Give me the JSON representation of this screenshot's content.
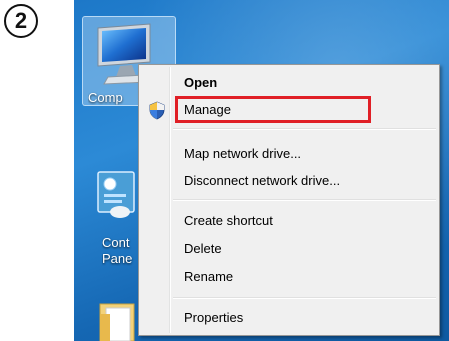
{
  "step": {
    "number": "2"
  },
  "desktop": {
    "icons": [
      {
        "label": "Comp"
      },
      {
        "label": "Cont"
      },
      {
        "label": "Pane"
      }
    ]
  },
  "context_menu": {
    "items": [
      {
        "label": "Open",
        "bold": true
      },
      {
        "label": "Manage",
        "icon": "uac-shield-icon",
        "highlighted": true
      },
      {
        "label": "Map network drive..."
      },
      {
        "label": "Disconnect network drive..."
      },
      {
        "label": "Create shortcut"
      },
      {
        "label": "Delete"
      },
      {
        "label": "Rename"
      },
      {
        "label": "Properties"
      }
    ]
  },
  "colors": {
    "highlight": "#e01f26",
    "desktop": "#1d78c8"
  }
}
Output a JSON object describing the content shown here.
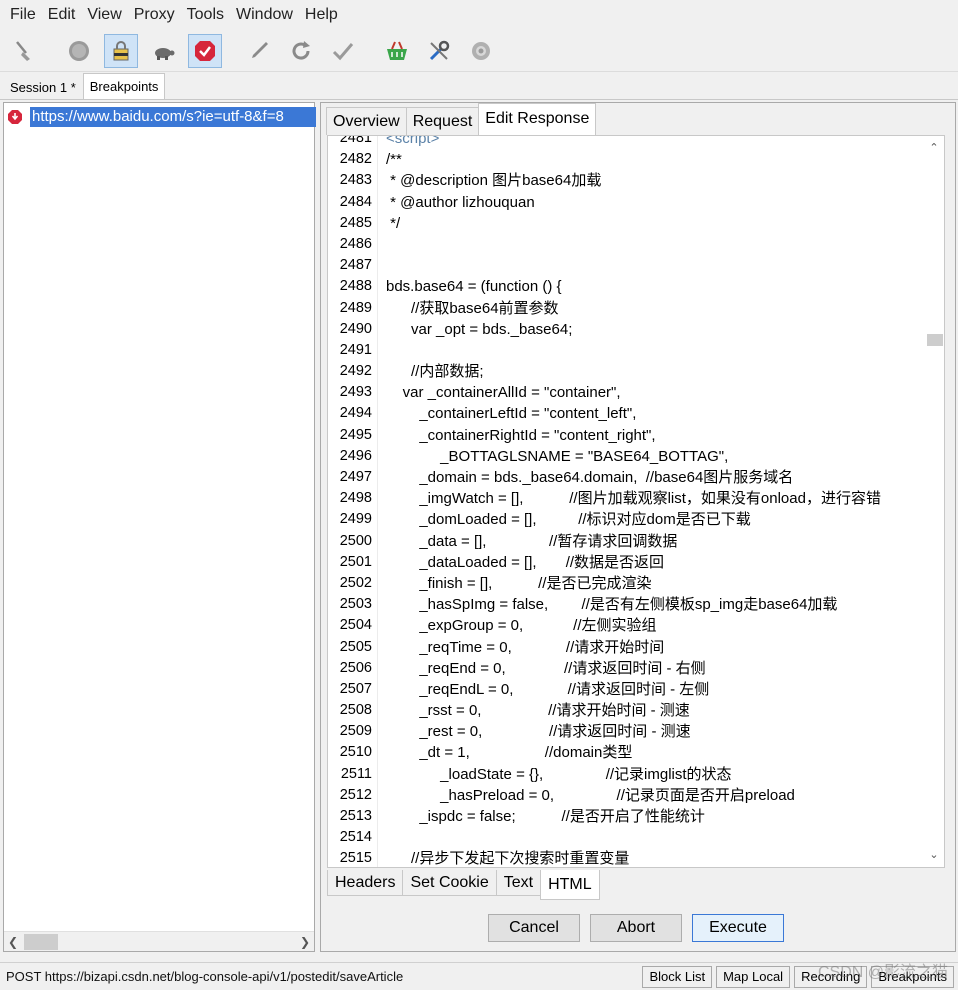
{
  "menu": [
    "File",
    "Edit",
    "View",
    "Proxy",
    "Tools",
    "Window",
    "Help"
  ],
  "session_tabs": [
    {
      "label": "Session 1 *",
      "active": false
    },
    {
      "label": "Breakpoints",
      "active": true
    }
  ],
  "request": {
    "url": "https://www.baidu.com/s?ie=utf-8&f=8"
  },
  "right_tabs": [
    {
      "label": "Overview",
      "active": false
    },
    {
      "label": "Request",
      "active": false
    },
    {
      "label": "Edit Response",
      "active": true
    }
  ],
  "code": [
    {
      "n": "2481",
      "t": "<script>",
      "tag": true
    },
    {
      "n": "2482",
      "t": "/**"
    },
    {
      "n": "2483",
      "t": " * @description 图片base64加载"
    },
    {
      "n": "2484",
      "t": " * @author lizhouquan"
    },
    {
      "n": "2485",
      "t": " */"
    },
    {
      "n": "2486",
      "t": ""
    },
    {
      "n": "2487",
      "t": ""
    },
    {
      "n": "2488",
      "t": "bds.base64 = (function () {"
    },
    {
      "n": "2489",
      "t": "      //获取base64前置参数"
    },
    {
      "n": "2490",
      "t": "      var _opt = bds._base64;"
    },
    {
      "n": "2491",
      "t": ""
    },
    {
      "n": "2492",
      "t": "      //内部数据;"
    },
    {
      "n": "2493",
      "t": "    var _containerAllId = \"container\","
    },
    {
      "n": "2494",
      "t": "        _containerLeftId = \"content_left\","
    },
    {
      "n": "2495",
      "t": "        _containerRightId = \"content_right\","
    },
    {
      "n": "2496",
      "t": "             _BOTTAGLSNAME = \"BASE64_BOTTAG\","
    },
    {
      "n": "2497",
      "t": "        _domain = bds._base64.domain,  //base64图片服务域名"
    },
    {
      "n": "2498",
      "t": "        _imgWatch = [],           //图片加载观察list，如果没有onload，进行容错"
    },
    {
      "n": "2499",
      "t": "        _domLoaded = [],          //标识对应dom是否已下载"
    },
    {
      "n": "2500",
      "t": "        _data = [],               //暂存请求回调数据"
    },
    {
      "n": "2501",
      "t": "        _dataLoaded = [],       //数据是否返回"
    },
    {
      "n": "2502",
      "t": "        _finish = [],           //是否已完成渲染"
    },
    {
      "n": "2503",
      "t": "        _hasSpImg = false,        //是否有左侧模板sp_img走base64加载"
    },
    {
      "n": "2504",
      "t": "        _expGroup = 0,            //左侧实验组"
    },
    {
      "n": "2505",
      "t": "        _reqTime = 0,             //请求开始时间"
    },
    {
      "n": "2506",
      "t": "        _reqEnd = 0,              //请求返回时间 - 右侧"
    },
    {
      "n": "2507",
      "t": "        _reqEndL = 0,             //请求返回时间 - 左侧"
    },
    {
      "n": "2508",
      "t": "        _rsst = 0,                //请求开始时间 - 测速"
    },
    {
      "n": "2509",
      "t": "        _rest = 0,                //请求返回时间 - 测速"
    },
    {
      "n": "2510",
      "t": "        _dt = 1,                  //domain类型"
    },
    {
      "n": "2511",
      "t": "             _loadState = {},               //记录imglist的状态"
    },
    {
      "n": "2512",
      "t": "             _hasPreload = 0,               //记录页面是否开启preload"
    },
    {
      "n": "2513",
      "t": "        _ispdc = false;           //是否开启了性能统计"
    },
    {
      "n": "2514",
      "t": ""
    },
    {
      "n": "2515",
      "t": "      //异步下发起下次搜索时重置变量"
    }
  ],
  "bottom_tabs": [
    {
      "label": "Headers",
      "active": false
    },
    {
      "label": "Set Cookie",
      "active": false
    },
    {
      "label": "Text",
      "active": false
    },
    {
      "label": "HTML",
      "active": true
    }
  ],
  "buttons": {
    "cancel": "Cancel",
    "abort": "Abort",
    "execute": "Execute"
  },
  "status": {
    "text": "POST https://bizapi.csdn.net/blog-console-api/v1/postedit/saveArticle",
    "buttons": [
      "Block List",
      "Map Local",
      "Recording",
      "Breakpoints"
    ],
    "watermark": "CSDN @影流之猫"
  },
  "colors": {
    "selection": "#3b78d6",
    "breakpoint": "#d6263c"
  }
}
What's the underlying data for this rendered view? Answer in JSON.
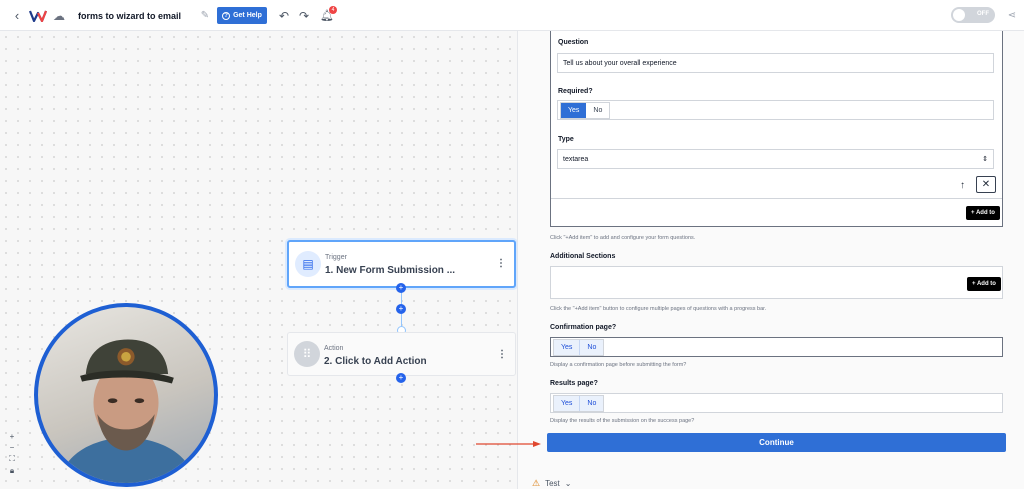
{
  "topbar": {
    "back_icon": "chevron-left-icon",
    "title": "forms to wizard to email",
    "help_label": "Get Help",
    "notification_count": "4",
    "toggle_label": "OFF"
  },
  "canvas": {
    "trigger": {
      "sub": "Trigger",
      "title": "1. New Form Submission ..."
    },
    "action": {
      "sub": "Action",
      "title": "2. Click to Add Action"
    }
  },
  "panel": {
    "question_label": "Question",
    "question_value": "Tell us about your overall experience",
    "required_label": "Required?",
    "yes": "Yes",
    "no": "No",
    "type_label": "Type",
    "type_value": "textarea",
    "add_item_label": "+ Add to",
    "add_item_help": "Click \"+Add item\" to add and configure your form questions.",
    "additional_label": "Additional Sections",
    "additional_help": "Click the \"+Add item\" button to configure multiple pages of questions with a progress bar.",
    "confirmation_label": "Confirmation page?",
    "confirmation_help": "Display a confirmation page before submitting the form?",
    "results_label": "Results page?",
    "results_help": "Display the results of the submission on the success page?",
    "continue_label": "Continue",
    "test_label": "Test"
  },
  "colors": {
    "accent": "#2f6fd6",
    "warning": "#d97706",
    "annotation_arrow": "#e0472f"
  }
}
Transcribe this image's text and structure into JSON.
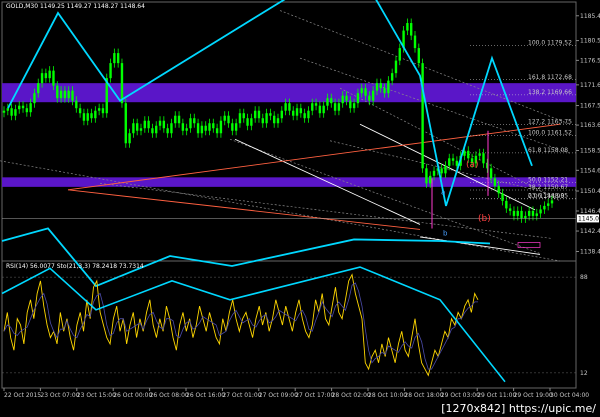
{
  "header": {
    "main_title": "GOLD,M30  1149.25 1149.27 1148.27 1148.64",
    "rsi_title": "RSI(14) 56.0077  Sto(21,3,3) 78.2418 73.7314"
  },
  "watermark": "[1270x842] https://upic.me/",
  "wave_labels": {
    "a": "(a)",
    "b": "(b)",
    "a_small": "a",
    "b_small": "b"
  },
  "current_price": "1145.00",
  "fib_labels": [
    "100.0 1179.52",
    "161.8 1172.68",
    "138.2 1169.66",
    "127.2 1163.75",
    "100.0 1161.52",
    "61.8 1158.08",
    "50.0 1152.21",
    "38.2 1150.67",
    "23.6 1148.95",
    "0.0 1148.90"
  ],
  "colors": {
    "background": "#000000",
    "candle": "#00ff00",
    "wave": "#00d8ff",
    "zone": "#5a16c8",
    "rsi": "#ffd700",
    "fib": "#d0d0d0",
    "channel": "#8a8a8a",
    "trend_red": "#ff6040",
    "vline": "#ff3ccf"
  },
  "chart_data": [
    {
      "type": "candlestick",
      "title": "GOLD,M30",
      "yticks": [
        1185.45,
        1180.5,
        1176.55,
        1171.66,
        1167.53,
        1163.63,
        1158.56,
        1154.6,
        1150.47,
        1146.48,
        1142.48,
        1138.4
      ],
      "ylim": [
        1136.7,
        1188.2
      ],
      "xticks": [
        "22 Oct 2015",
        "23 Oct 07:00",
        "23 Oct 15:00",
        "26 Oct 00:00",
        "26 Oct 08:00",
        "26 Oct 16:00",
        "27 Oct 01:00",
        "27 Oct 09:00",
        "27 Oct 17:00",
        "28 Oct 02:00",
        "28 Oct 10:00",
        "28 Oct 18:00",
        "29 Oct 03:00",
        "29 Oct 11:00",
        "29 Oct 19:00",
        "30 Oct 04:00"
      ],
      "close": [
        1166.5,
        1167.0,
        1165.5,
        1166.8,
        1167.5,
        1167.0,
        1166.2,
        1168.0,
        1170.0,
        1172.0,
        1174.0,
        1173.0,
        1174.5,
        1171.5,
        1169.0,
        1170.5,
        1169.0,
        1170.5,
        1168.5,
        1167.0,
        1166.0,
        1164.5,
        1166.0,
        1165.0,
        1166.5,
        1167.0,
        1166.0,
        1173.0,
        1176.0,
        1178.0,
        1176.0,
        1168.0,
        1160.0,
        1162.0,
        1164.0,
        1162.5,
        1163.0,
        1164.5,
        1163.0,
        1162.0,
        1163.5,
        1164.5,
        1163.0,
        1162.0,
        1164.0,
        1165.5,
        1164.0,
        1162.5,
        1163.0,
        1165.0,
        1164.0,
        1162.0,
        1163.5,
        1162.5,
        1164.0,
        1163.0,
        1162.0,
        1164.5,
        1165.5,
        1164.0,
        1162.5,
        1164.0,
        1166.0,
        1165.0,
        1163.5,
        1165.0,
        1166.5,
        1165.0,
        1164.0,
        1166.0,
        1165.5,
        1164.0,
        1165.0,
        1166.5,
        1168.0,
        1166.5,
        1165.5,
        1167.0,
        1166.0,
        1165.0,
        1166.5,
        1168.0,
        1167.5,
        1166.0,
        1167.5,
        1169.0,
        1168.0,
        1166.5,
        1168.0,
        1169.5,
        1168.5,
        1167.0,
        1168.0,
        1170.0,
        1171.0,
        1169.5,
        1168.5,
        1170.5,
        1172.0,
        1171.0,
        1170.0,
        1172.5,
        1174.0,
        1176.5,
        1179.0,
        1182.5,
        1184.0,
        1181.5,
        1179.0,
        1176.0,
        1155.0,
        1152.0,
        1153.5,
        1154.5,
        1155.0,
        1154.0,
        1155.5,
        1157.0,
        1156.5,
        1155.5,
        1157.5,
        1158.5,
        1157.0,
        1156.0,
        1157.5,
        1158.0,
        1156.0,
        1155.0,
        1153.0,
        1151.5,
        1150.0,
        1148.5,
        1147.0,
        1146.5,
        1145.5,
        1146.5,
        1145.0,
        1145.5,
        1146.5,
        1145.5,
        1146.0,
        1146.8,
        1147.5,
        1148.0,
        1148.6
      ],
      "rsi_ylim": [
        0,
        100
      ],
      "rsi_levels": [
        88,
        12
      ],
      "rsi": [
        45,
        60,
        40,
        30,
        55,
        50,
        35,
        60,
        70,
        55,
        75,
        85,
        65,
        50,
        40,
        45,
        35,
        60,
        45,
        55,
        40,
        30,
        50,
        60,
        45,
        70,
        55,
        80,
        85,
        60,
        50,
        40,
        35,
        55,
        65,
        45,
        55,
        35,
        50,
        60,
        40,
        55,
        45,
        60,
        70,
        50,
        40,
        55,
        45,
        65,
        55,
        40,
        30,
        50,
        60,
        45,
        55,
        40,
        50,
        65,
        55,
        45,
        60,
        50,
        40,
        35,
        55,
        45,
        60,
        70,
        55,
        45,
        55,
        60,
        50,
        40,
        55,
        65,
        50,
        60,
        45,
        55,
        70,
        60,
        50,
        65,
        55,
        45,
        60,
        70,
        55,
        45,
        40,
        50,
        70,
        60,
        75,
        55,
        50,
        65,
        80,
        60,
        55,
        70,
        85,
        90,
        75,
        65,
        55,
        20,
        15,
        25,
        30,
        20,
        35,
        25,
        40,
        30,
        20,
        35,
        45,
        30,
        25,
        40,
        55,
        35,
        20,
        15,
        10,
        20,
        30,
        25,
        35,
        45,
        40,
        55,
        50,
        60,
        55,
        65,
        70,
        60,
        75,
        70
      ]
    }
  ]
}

■ ■ ■

## [Do this]
Report each line of the material above where the word "network" appears.

## [Task response]
        "label": "Map network drive..."
        "label": "Disconnect network drive..."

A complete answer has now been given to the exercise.